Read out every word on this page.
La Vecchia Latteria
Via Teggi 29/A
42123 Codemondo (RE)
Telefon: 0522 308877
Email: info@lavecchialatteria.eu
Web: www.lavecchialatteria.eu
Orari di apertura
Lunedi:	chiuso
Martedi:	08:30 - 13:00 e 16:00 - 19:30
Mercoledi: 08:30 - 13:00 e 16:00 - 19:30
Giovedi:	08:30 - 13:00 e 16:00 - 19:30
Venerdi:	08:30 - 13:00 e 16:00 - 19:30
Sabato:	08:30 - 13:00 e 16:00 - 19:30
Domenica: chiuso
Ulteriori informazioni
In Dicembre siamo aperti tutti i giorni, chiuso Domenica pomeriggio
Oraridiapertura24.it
----
◆ Written problem
Reproduce all data above, unchanged.

◆ Task answer
Read out every word on this page.
La Vecchia Latteria
Via Teggi 29/A
42123 Codemondo (RE)
Telefon: 0522 308877
Email: info@lavecchialatteria.eu
Web: www.lavecchialatteria.eu
Orari di apertura
Lunedi:	chiuso
Martedi:	08:30 - 13:00 e 16:00 - 19:30
Mercoledi: 08:30 - 13:00 e 16:00 - 19:30
Giovedi:	08:30 - 13:00 e 16:00 - 19:30
Venerdi:	08:30 - 13:00 e 16:00 - 19:30
Sabato:	08:30 - 13:00 e 16:00 - 19:30
Domenica: chiuso
Ulteriori informazioni
In Dicembre siamo aperti tutti i giorni, chiuso Domenica pomeriggio
Oraridiapertura24.it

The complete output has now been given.